Transcribe each line of the material as it is, and drop any picture.

******

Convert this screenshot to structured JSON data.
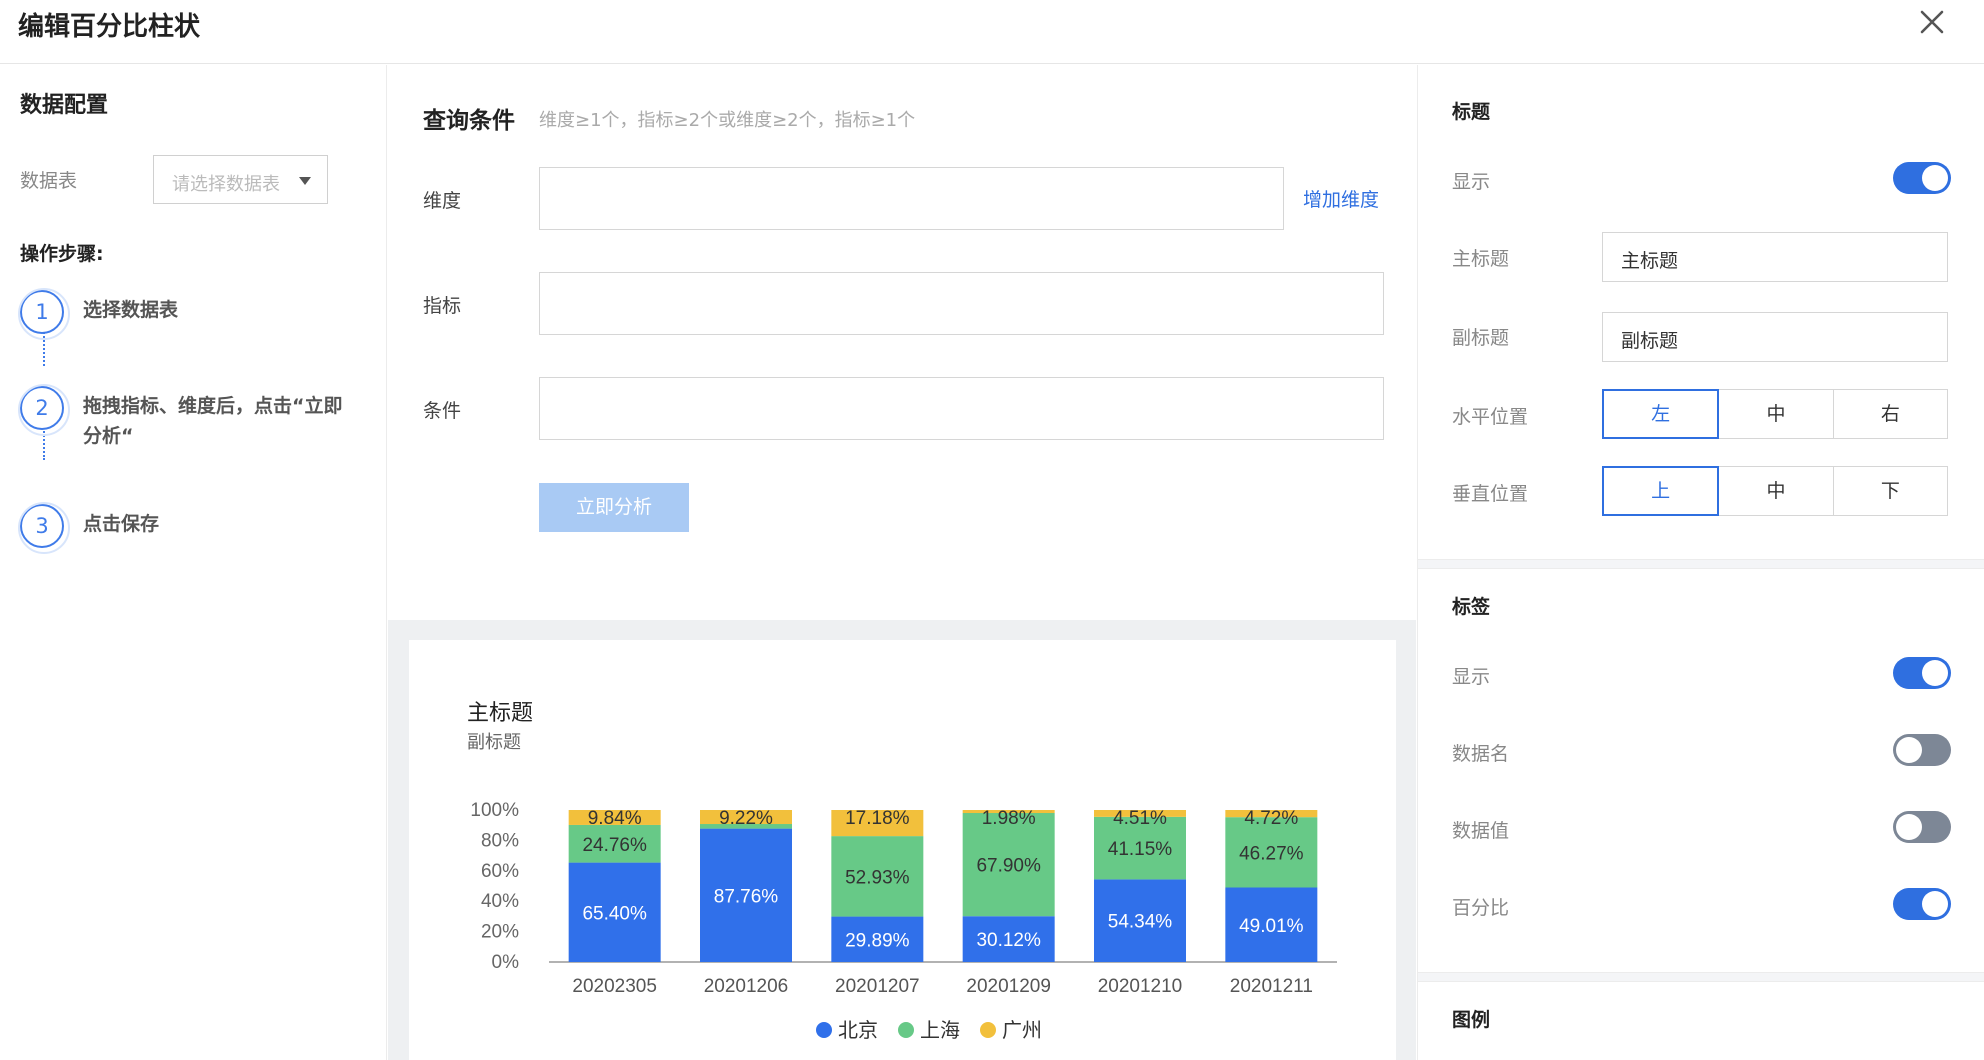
{
  "dialog": {
    "title": "编辑百分比柱状",
    "close_icon": "close-icon"
  },
  "data_config": {
    "title": "数据配置",
    "table_label": "数据表",
    "table_placeholder": "请选择数据表",
    "steps_title": "操作步骤:",
    "steps": [
      {
        "num": "1",
        "text": "选择数据表"
      },
      {
        "num": "2",
        "text_line1": "拖拽指标、维度后，点击“立即",
        "text_line2": "分析“"
      },
      {
        "num": "3",
        "text": "点击保存"
      }
    ]
  },
  "query": {
    "title": "查询条件",
    "hint": "维度≥1个，指标≥2个或维度≥2个，指标≥1个",
    "dimension_label": "维度",
    "add_dimension": "增加维度",
    "metric_label": "指标",
    "condition_label": "条件",
    "analyze_button": "立即分析"
  },
  "chart_data": {
    "type": "bar",
    "stacked": "percent",
    "title": "主标题",
    "subtitle": "副标题",
    "categories": [
      "20202305",
      "20201206",
      "20201207",
      "20201209",
      "20201210",
      "20201211"
    ],
    "y_ticks": [
      "100%",
      "80%",
      "60%",
      "40%",
      "20%",
      "0%"
    ],
    "ylim": [
      0,
      100
    ],
    "series": [
      {
        "name": "北京",
        "color": "#3070ea",
        "values": [
          65.4,
          87.76,
          29.89,
          30.12,
          54.34,
          49.01
        ],
        "labels": [
          "65.40%",
          "87.76%",
          "29.89%",
          "30.12%",
          "54.34%",
          "49.01%"
        ]
      },
      {
        "name": "上海",
        "color": "#67c987",
        "values": [
          24.76,
          3.02,
          52.93,
          67.9,
          41.15,
          46.27
        ],
        "labels": [
          "24.76%",
          "",
          "52.93%",
          "67.90%",
          "41.15%",
          "46.27%"
        ]
      },
      {
        "name": "广州",
        "color": "#f2c03c",
        "values": [
          9.84,
          9.22,
          17.18,
          1.98,
          4.51,
          4.72
        ],
        "labels": [
          "9.84%",
          "9.22%",
          "17.18%",
          "1.98%",
          "4.51%",
          "4.72%"
        ]
      }
    ],
    "legend_position": "bottom"
  },
  "settings": {
    "title_section": "标题",
    "show_label": "显示",
    "title_show_on": true,
    "main_title_label": "主标题",
    "main_title_value": "主标题",
    "sub_title_label": "副标题",
    "sub_title_value": "副标题",
    "h_pos_label": "水平位置",
    "h_options": [
      "左",
      "中",
      "右"
    ],
    "v_pos_label": "垂直位置",
    "v_options": [
      "上",
      "中",
      "下"
    ],
    "tag_section": "标签",
    "tag_show_label": "显示",
    "tag_show_on": true,
    "data_name_label": "数据名",
    "data_name_on": false,
    "data_value_label": "数据值",
    "data_value_on": false,
    "percent_label": "百分比",
    "percent_on": true,
    "legend_section": "图例"
  }
}
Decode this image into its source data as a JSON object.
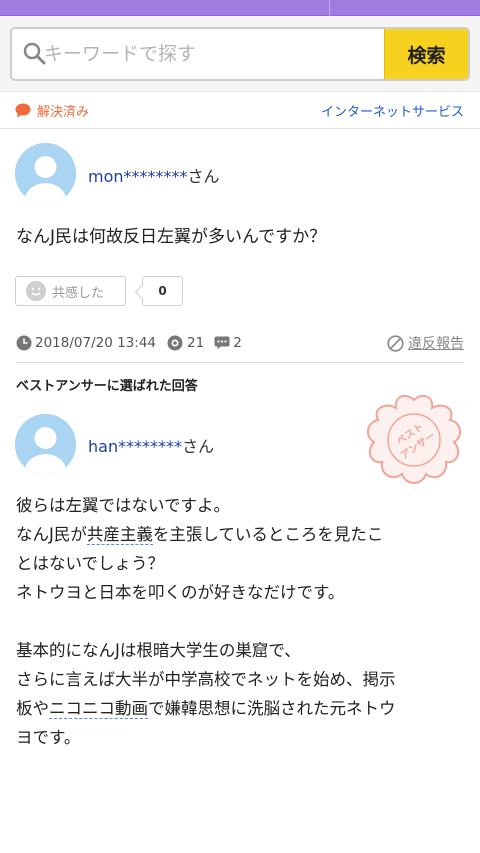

******

Correct result ::
Convert this screenshot to structured JSON data.
{
  "dialog": {
    "title": "编辑百分比柱状",
    "close_icon": "close-icon"
  },
  "data_config": {
    "title": "数据配置",
    "table_label": "数据表",
    "table_placeholder": "请选择数据表",
    "steps_title": "操作步骤:",
    "steps": [
      {
        "num": "1",
        "text": "选择数据表"
      },
      {
        "num": "2",
        "text_line1": "拖拽指标、维度后，点击“立即",
        "text_line2": "分析“"
      },
      {
        "num": "3",
        "text": "点击保存"
      }
    ]
  },
  "query": {
    "title": "查询条件",
    "hint": "维度≥1个，指标≥2个或维度≥2个，指标≥1个",
    "dimension_label": "维度",
    "add_dimension": "增加维度",
    "metric_label": "指标",
    "condition_label": "条件",
    "analyze_button": "立即分析"
  },
  "chart_data": {
    "type": "bar",
    "stacked": "percent",
    "title": "主标题",
    "subtitle": "副标题",
    "categories": [
      "20202305",
      "20201206",
      "20201207",
      "20201209",
      "20201210",
      "20201211"
    ],
    "y_ticks": [
      "100%",
      "80%",
      "60%",
      "40%",
      "20%",
      "0%"
    ],
    "ylim": [
      0,
      100
    ],
    "series": [
      {
        "name": "北京",
        "color": "#3070ea",
        "values": [
          65.4,
          87.76,
          29.89,
          30.12,
          54.34,
          49.01
        ],
        "labels": [
          "65.40%",
          "87.76%",
          "29.89%",
          "30.12%",
          "54.34%",
          "49.01%"
        ]
      },
      {
        "name": "上海",
        "color": "#67c987",
        "values": [
          24.76,
          3.02,
          52.93,
          67.9,
          41.15,
          46.27
        ],
        "labels": [
          "24.76%",
          "",
          "52.93%",
          "67.90%",
          "41.15%",
          "46.27%"
        ]
      },
      {
        "name": "广州",
        "color": "#f2c03c",
        "values": [
          9.84,
          9.22,
          17.18,
          1.98,
          4.51,
          4.72
        ],
        "labels": [
          "9.84%",
          "9.22%",
          "17.18%",
          "1.98%",
          "4.51%",
          "4.72%"
        ]
      }
    ],
    "legend_position": "bottom"
  },
  "settings": {
    "title_section": "标题",
    "show_label": "显示",
    "title_show_on": true,
    "main_title_label": "主标题",
    "main_title_value": "主标题",
    "sub_title_label": "副标题",
    "sub_title_value": "副标题",
    "h_pos_label": "水平位置",
    "h_options": [
      "左",
      "中",
      "右"
    ],
    "v_pos_label": "垂直位置",
    "v_options": [
      "上",
      "中",
      "下"
    ],
    "tag_section": "标签",
    "tag_show_label": "显示",
    "tag_show_on": true,
    "data_name_label": "数据名",
    "data_name_on": false,
    "data_value_label": "数据值",
    "data_value_on": false,
    "percent_label": "百分比",
    "percent_on": true,
    "legend_section": "图例"
  }
}
Decode this image into its source data as a JSON object.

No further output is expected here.